**Task directions**
In the data below, swap "Instruction Types" for "Opcode Categories" and give back every line otherwise unchanged, without the pictures.

**Supplied entries**
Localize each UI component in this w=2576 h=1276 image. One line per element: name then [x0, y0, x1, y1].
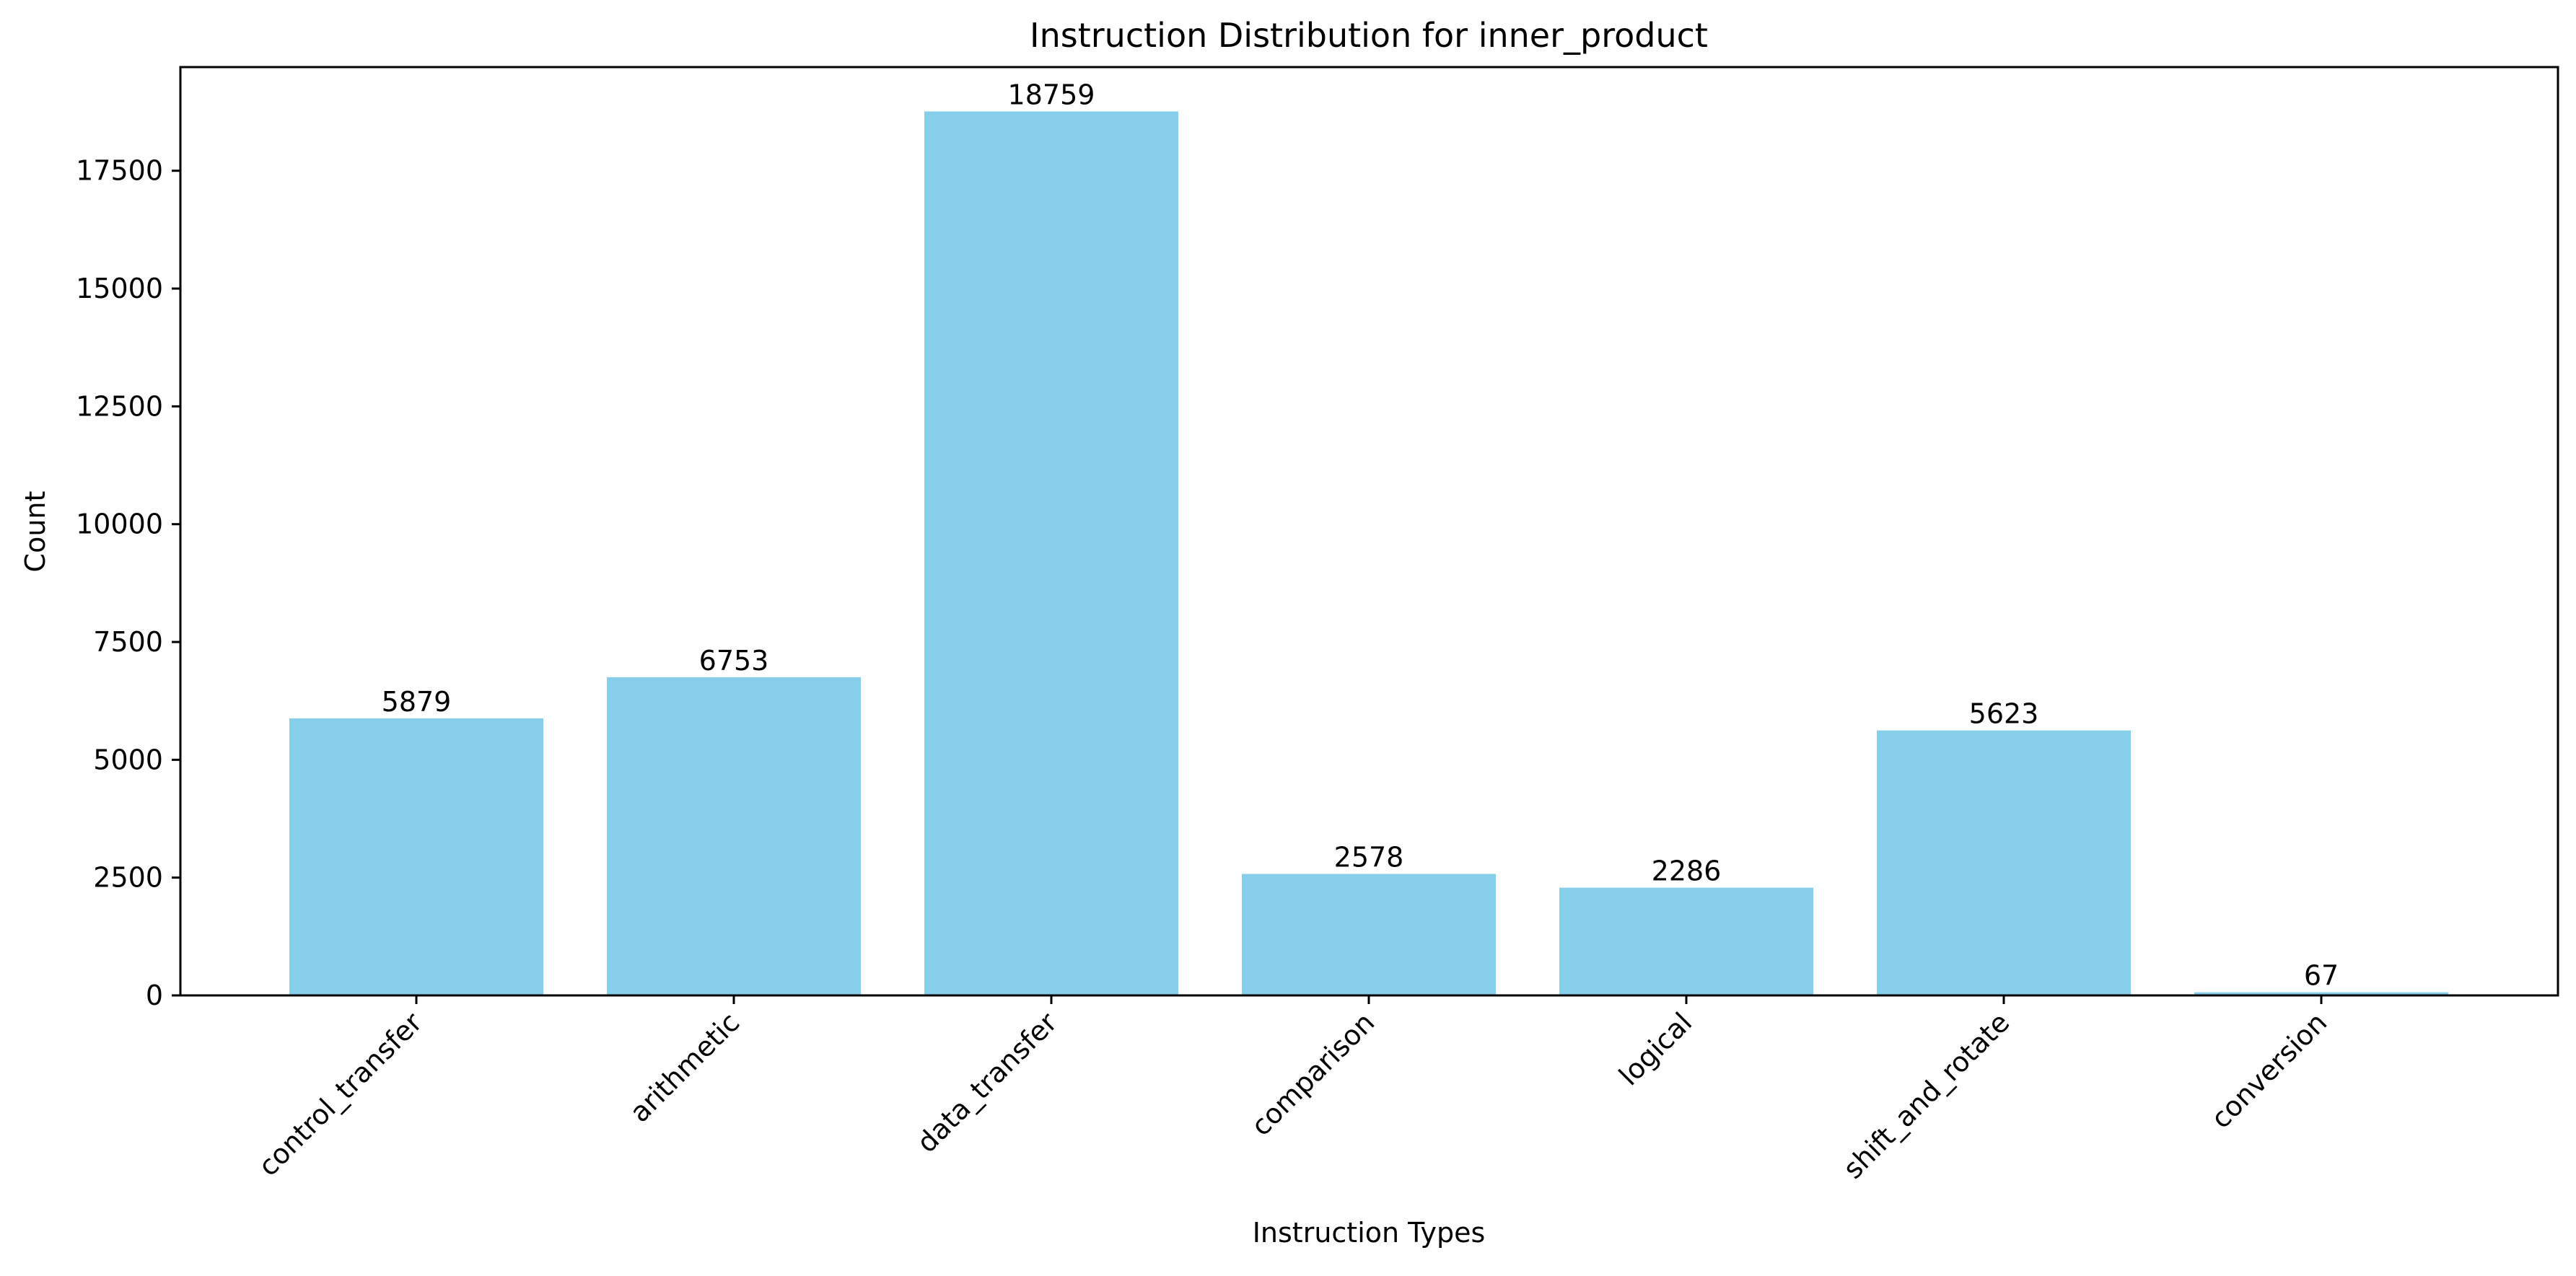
- data-label-logical: 2286: [1652, 855, 1722, 887]
- bars-layer: 5879 6753 18759 2578 2286 5623 67: [289, 79, 2448, 996]
- x-axis-label: Instruction Types: [1253, 1217, 1486, 1249]
- data-label-conversion: 67: [2304, 960, 2339, 992]
- data-label-comparison: 2578: [1334, 842, 1404, 874]
- data-label-data_transfer: 18759: [1008, 79, 1095, 110]
- y-tick-label-17500: 17500: [76, 155, 163, 187]
- chart-title: Instruction Distribution for inner_produ…: [1030, 16, 1708, 55]
- plot-area-frame: [179, 66, 2559, 997]
- y-tick-label-2500: 2500: [93, 862, 163, 894]
- y-tick-label-12500: 12500: [76, 390, 163, 422]
- y-tick-label-7500: 7500: [93, 626, 163, 658]
- y-tick-label-10000: 10000: [76, 509, 163, 540]
- y-tick-label-5000: 5000: [93, 744, 163, 775]
- bar-data_transfer: [924, 111, 1178, 996]
- data-label-shift_and_rotate: 5623: [1969, 698, 2039, 730]
- data-label-arithmetic: 6753: [699, 645, 769, 677]
- data-label-control_transfer: 5879: [382, 686, 452, 718]
- bar-comparison: [1242, 874, 1496, 995]
- y-axis-label: Count: [19, 491, 51, 573]
- y-tick-label-0: 0: [146, 980, 163, 1011]
- bar-logical: [1559, 887, 1813, 995]
- bar-shift_and_rotate: [1877, 730, 2131, 995]
- bar-conversion: [2194, 992, 2448, 995]
- y-tick-label-15000: 15000: [76, 273, 163, 304]
- bar-arithmetic: [607, 677, 861, 995]
- bar-control_transfer: [289, 718, 543, 995]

**Task answer**
Localize each UI component in this w=2576 h=1276 image. One line per element: name then [x0, y0, x1, y1].
- data-label-logical: 2286: [1652, 855, 1722, 887]
- bars-layer: 5879 6753 18759 2578 2286 5623 67: [289, 79, 2448, 996]
- x-axis-label: Opcode Categories: [1253, 1217, 1486, 1249]
- data-label-conversion: 67: [2304, 960, 2339, 992]
- data-label-comparison: 2578: [1334, 842, 1404, 874]
- data-label-data_transfer: 18759: [1008, 79, 1095, 110]
- y-tick-label-17500: 17500: [76, 155, 163, 187]
- chart-title: Instruction Distribution for inner_produ…: [1030, 16, 1708, 55]
- plot-area-frame: [179, 66, 2559, 997]
- y-tick-label-2500: 2500: [93, 862, 163, 894]
- y-tick-label-12500: 12500: [76, 390, 163, 422]
- y-tick-label-7500: 7500: [93, 626, 163, 658]
- y-tick-label-10000: 10000: [76, 509, 163, 540]
- y-tick-label-5000: 5000: [93, 744, 163, 775]
- bar-data_transfer: [924, 111, 1178, 996]
- data-label-shift_and_rotate: 5623: [1969, 698, 2039, 730]
- data-label-arithmetic: 6753: [699, 645, 769, 677]
- data-label-control_transfer: 5879: [382, 686, 452, 718]
- bar-comparison: [1242, 874, 1496, 995]
- y-axis-label: Count: [19, 491, 51, 573]
- y-tick-label-0: 0: [146, 980, 163, 1011]
- bar-logical: [1559, 887, 1813, 995]
- bar-shift_and_rotate: [1877, 730, 2131, 995]
- bar-conversion: [2194, 992, 2448, 995]
- y-tick-label-15000: 15000: [76, 273, 163, 304]
- bar-arithmetic: [607, 677, 861, 995]
- bar-control_transfer: [289, 718, 543, 995]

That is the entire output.